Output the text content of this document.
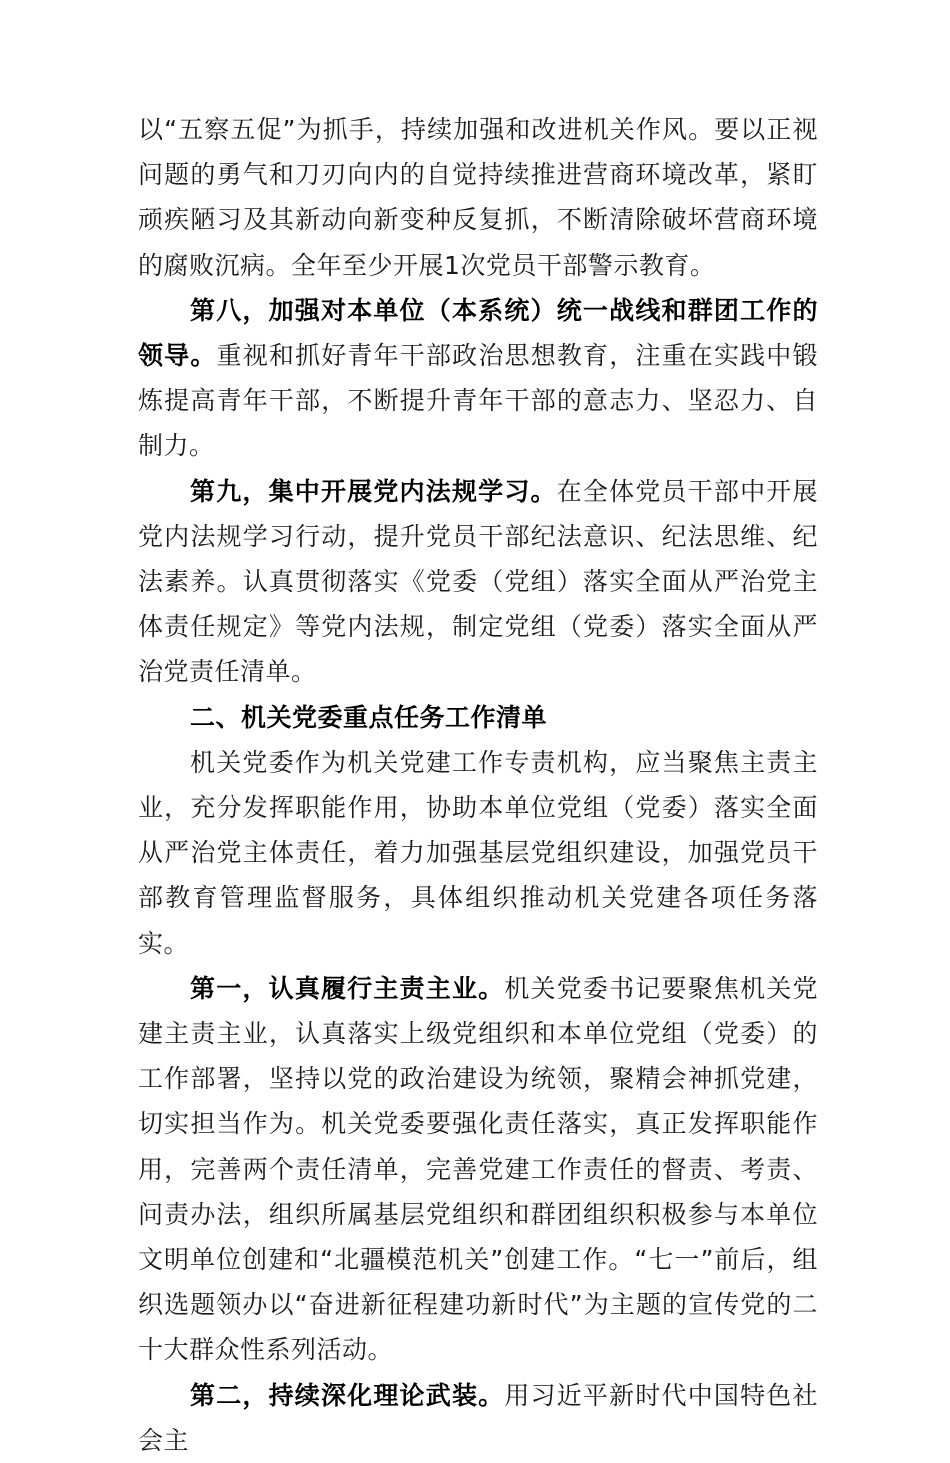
以“五察五促”为抓手，持续加强和改进机关作风。要以正视问题的勇气和刀刃向内的自觉持续推进营商环境改革，紧盯顽疾陋习及其新动向新变种反复抓，不断清除破坏营商环境的腐败沉病。全年至少开展1次党员干部警示教育。

第八，加强对本单位（本系统）统一战线和群团工作的领导。重视和抓好青年干部政治思想教育，注重在实践中锻炼提高青年干部，不断提升青年干部的意志力、坚忍力、自制力。

第九，集中开展党内法规学习。在全体党员干部中开展党内法规学习行动，提升党员干部纪法意识、纪法思维、纪法素养。认真贯彻落实《党委（党组）落实全面从严治党主体责任规定》等党内法规，制定党组（党委）落实全面从严治党责任清单。

二、机关党委重点任务工作清单

机关党委作为机关党建工作专责机构，应当聚焦主责主业，充分发挥职能作用，协助本单位党组（党委）落实全面从严治党主体责任，着力加强基层党组织建设，加强党员干部教育管理监督服务，具体组织推动机关党建各项任务落实。

第一，认真履行主责主业。机关党委书记要聚焦机关党建主责主业，认真落实上级党组织和本单位党组（党委）的工作部署，坚持以党的政治建设为统领，聚精会神抓党建，切实担当作为。机关党委要强化责任落实，真正发挥职能作用，完善两个责任清单，完善党建工作责任的督责、考责、问责办法，组织所属基层党组织和群团组织积极参与本单位文明单位创建和“北疆模范机关”创建工作。“七一”前后，组织选题领办以“奋进新征程建功新时代”为主题的宣传党的二十大群众性系列活动。

第二，持续深化理论武装。用习近平新时代中国特色社会主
========================
▸ **EXERCISE PROMPT**
Print the records word for word and exclude any picture they hold.

▸ **ANSWER**
Output the text content of this document.
以“五察五促”为抓手，持续加强和改进机关作风。要以正视问题的勇气和刀刃向内的自觉持续推进营商环境改革，紧盯顽疾陋习及其新动向新变种反复抓，不断清除破坏营商环境的腐败沉病。全年至少开展1次党员干部警示教育。

第八，加强对本单位（本系统）统一战线和群团工作的领导。重视和抓好青年干部政治思想教育，注重在实践中锻炼提高青年干部，不断提升青年干部的意志力、坚忍力、自制力。

第九，集中开展党内法规学习。在全体党员干部中开展党内法规学习行动，提升党员干部纪法意识、纪法思维、纪法素养。认真贯彻落实《党委（党组）落实全面从严治党主体责任规定》等党内法规，制定党组（党委）落实全面从严治党责任清单。

二、机关党委重点任务工作清单

机关党委作为机关党建工作专责机构，应当聚焦主责主业，充分发挥职能作用，协助本单位党组（党委）落实全面从严治党主体责任，着力加强基层党组织建设，加强党员干部教育管理监督服务，具体组织推动机关党建各项任务落实。

第一，认真履行主责主业。机关党委书记要聚焦机关党建主责主业，认真落实上级党组织和本单位党组（党委）的工作部署，坚持以党的政治建设为统领，聚精会神抓党建，切实担当作为。机关党委要强化责任落实，真正发挥职能作用，完善两个责任清单，完善党建工作责任的督责、考责、问责办法，组织所属基层党组织和群团组织积极参与本单位文明单位创建和“北疆模范机关”创建工作。“七一”前后，组织选题领办以“奋进新征程建功新时代”为主题的宣传党的二十大群众性系列活动。

第二，持续深化理论武装。用习近平新时代中国特色社会主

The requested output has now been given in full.